BRIEF:
Using the data below, gather each line that includes the word "username".

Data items

◆ ◆ ◆ ◆ ◆

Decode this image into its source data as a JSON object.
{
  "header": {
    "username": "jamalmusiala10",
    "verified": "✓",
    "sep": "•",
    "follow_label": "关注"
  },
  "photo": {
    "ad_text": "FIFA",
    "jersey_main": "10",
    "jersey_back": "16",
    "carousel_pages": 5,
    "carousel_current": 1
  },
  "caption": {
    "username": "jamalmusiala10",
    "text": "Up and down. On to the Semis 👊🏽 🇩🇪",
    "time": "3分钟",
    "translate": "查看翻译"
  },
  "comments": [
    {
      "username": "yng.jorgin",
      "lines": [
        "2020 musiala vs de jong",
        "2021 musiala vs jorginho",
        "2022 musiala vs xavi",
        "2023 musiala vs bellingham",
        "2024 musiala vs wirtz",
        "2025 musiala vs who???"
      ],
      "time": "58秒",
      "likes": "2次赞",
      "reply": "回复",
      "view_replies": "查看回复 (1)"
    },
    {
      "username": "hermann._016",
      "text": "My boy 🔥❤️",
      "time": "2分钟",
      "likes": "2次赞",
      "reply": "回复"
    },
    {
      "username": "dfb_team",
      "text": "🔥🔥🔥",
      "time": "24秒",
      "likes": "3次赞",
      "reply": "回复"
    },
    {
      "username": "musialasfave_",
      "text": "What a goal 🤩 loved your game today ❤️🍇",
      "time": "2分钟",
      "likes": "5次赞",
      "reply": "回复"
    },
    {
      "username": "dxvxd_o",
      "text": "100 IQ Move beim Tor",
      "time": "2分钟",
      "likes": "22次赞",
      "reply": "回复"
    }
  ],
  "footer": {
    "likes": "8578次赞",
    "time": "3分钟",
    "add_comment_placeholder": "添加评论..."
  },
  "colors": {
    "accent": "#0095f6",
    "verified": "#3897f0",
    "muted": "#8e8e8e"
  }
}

◆ ◆ ◆ ◆ ◆

PROBLEM SOLUTION:
    "username": "jamalmusiala10",
    "username": "jamalmusiala10",
      "username": "yng.jorgin",
      "username": "hermann._016",
      "username": "dfb_team",
      "username": "musialasfave_",
      "username": "dxvxd_o",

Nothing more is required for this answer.